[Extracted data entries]

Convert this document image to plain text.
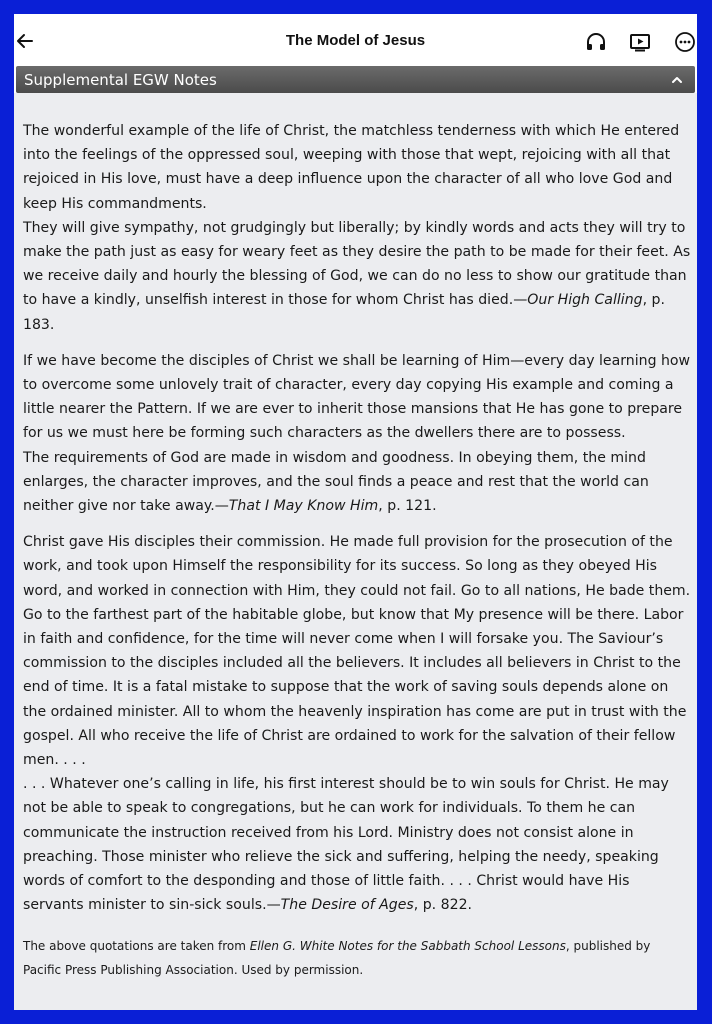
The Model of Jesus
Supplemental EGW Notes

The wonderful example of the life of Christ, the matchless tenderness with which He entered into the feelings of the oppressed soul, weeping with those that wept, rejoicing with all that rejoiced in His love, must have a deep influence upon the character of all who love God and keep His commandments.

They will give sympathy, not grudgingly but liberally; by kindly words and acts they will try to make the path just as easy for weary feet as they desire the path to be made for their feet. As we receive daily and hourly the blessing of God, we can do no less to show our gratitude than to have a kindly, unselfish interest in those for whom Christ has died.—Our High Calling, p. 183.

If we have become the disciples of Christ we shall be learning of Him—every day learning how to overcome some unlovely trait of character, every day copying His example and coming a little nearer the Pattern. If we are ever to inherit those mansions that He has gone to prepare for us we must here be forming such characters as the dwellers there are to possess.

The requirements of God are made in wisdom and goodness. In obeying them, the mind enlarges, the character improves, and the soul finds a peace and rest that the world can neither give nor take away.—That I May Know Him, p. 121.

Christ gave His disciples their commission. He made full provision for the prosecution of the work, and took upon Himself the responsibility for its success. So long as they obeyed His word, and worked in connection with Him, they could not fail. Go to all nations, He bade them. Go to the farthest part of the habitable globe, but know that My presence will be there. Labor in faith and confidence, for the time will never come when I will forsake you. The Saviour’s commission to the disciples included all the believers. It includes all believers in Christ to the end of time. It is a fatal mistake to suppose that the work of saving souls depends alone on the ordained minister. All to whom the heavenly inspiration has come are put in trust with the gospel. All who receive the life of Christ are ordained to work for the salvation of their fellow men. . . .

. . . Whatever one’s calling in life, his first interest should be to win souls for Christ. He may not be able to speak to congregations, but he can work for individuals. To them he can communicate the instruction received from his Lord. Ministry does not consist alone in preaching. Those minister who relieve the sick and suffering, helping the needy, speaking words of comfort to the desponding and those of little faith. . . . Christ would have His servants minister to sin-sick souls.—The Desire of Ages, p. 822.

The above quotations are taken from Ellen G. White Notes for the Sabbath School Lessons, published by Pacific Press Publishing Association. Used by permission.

WORK REQUIRED
From the data above, gather every line that includes the word "Notes".

TASK RESPONSE
Supplemental EGW Notes
The above quotations are taken from Ellen G. White Notes for the Sabbath School Lessons, published by Pacific Press Publishing Association. Used by permission.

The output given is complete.